◆ **AIM OF THE TASK**
Show each line from the listing that includes the word "zawracania".

[Data records]
>>>
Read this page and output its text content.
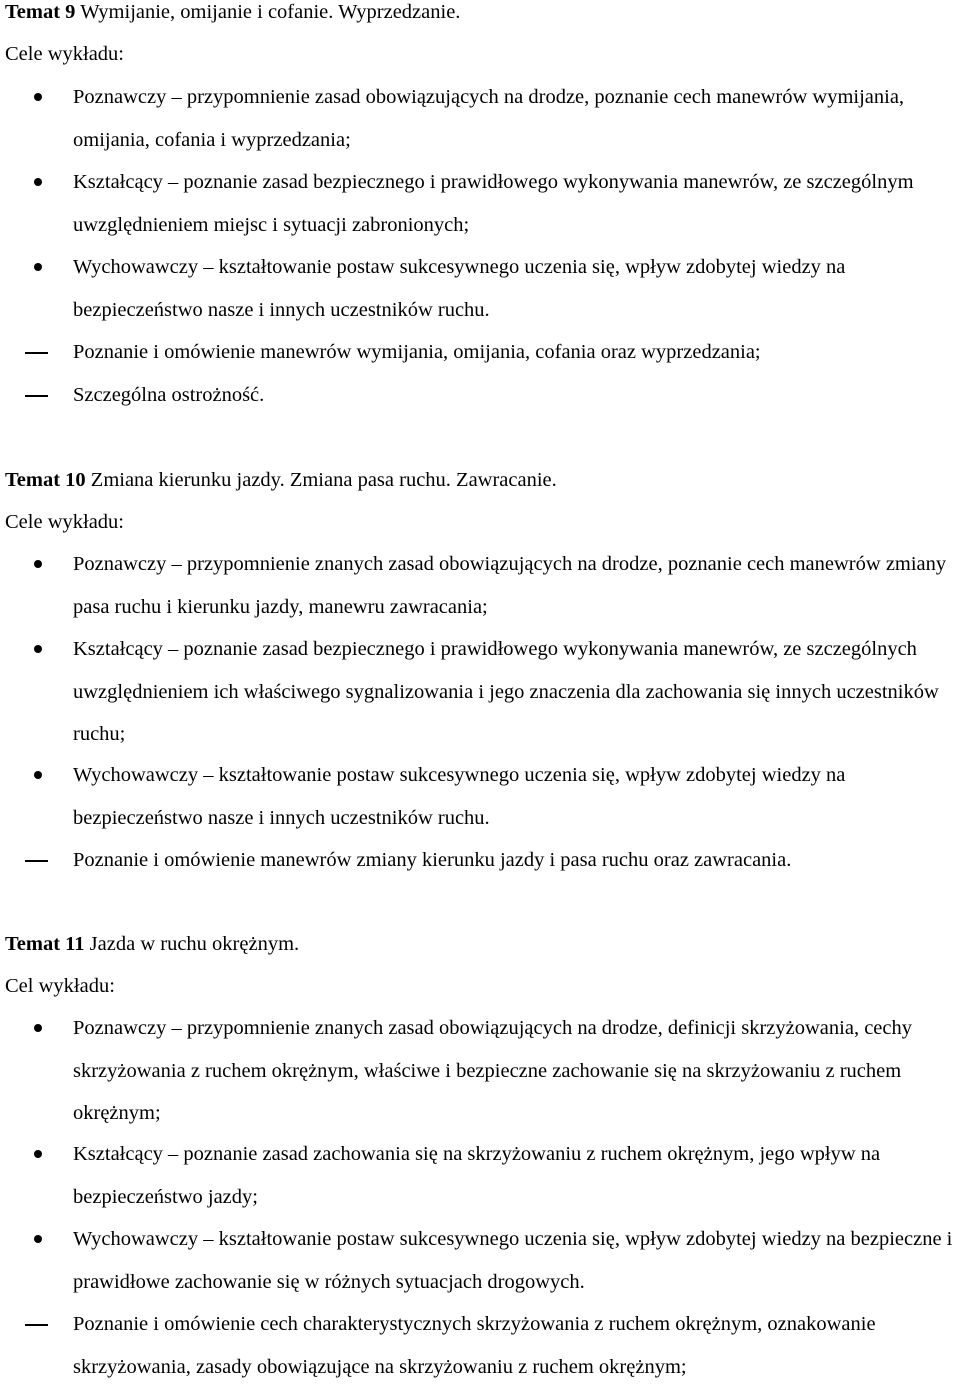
Temat 9 Wymijanie, omijanie i cofanie. Wyprzedzanie.
Cele wykładu:
Poznawczy – przypomnienie zasad obowiązujących na drodze, poznanie cech manewrów wymijania, omijania, cofania i wyprzedzania;
Kształcący – poznanie zasad bezpiecznego i prawidłowego wykonywania manewrów, ze szczególnym uwzględnieniem miejsc i sytuacji zabronionych;
Wychowawczy – kształtowanie postaw sukcesywnego uczenia się, wpływ zdobytej wiedzy na bezpieczeństwo nasze i innych uczestników ruchu.
Poznanie i omówienie manewrów wymijania, omijania, cofania oraz wyprzedzania;
Szczególna ostrożność.
Temat 10 Zmiana kierunku jazdy. Zmiana pasa ruchu. Zawracanie.
Cele wykładu:
Poznawczy – przypomnienie znanych zasad obowiązujących na drodze, poznanie cech manewrów zmiany pasa ruchu i kierunku jazdy, manewru zawracania;
Kształcący – poznanie zasad bezpiecznego i prawidłowego wykonywania manewrów, ze szczególnych uwzględnieniem ich właściwego sygnalizowania i jego znaczenia dla zachowania się innych uczestników ruchu;
Wychowawczy – kształtowanie postaw sukcesywnego uczenia się, wpływ zdobytej wiedzy na bezpieczeństwo nasze i innych uczestników ruchu.
Poznanie i omówienie manewrów zmiany kierunku jazdy i pasa ruchu oraz zawracania.
Temat 11 Jazda w ruchu okrężnym.
Cel wykładu:
Poznawczy – przypomnienie znanych zasad obowiązujących na drodze, definicji skrzyżowania, cechy skrzyżowania z ruchem okrężnym, właściwe i bezpieczne zachowanie się na skrzyżowaniu z ruchem okrężnym;
Kształcący – poznanie zasad zachowania się na skrzyżowaniu z ruchem okrężnym, jego wpływ na bezpieczeństwo jazdy;
Wychowawczy – kształtowanie postaw sukcesywnego uczenia się, wpływ zdobytej wiedzy na bezpieczne i prawidłowe zachowanie się w różnych sytuacjach drogowych.
Poznanie i omówienie cech charakterystycznych skrzyżowania z ruchem okrężnym, oznakowanie skrzyżowania, zasady obowiązujące na skrzyżowaniu z ruchem okrężnym;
<<<
◆ **RESPONSE TO THIS EXERCISE**
Poznawczy – przypomnienie znanych zasad obowiązujących na drodze, poznanie cech manewrów zmiany pasa ruchu i kierunku jazdy, manewru zawracania;
Poznanie i omówienie manewrów zmiany kierunku jazdy i pasa ruchu oraz zawracania.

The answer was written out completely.